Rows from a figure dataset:
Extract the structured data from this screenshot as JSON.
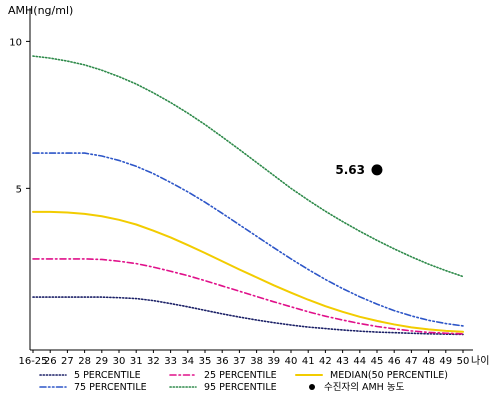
{
  "chart_data": {
    "type": "line",
    "ylabel": "AMH(ng/ml)",
    "xlabel": "나이",
    "categories": [
      "16-25",
      "26",
      "27",
      "28",
      "29",
      "30",
      "31",
      "32",
      "33",
      "34",
      "35",
      "36",
      "37",
      "38",
      "39",
      "40",
      "41",
      "42",
      "43",
      "44",
      "45",
      "46",
      "47",
      "48",
      "49",
      "50"
    ],
    "y_ticks": [
      5,
      10
    ],
    "ylim": [
      -0.5,
      11
    ],
    "grid": false,
    "series": [
      {
        "name": "5 PERCENTILE",
        "color": "#1a1f66",
        "dash": "dotted",
        "values": [
          1.3,
          1.3,
          1.3,
          1.3,
          1.3,
          1.28,
          1.25,
          1.18,
          1.08,
          0.97,
          0.85,
          0.73,
          0.62,
          0.52,
          0.43,
          0.35,
          0.28,
          0.23,
          0.18,
          0.14,
          0.11,
          0.09,
          0.07,
          0.05,
          0.04,
          0.03
        ]
      },
      {
        "name": "25 PERCENTILE",
        "color": "#e0108a",
        "dash": "dashdot",
        "values": [
          2.6,
          2.6,
          2.6,
          2.6,
          2.58,
          2.52,
          2.44,
          2.32,
          2.18,
          2.03,
          1.86,
          1.68,
          1.5,
          1.32,
          1.14,
          0.97,
          0.8,
          0.65,
          0.52,
          0.4,
          0.3,
          0.22,
          0.15,
          0.1,
          0.07,
          0.05
        ]
      },
      {
        "name": "MEDIAN(50 PERCENTILE)",
        "color": "#f2cc00",
        "dash": "solid",
        "values": [
          4.2,
          4.2,
          4.18,
          4.13,
          4.05,
          3.93,
          3.77,
          3.56,
          3.33,
          3.07,
          2.8,
          2.52,
          2.24,
          1.97,
          1.7,
          1.45,
          1.21,
          0.99,
          0.8,
          0.63,
          0.49,
          0.37,
          0.27,
          0.2,
          0.15,
          0.12
        ]
      },
      {
        "name": "75 PERCENTILE",
        "color": "#2d56c8",
        "dash": "dashdotdot",
        "values": [
          6.2,
          6.2,
          6.2,
          6.2,
          6.1,
          5.95,
          5.75,
          5.5,
          5.2,
          4.88,
          4.53,
          4.15,
          3.76,
          3.37,
          2.98,
          2.6,
          2.24,
          1.9,
          1.59,
          1.31,
          1.06,
          0.84,
          0.66,
          0.51,
          0.4,
          0.32
        ]
      },
      {
        "name": "95 PERCENTILE",
        "color": "#2e8a4a",
        "dash": "dotted",
        "values": [
          9.5,
          9.43,
          9.33,
          9.2,
          9.02,
          8.8,
          8.55,
          8.25,
          7.92,
          7.56,
          7.17,
          6.75,
          6.32,
          5.88,
          5.44,
          5.0,
          4.6,
          4.22,
          3.87,
          3.54,
          3.23,
          2.94,
          2.67,
          2.42,
          2.2,
          2.0
        ]
      }
    ],
    "annotation": {
      "label": "5.63",
      "x": "45",
      "y": 5.63,
      "legend": "수진자의 AMH 농도"
    },
    "legend_position": "bottom"
  }
}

* Written exercise *
From the data above, copy each line that has the string "name".

* Solution to the exercise *
        "name": "5 PERCENTILE",
        "name": "25 PERCENTILE",
        "name": "MEDIAN(50 PERCENTILE)",
        "name": "75 PERCENTILE",
        "name": "95 PERCENTILE",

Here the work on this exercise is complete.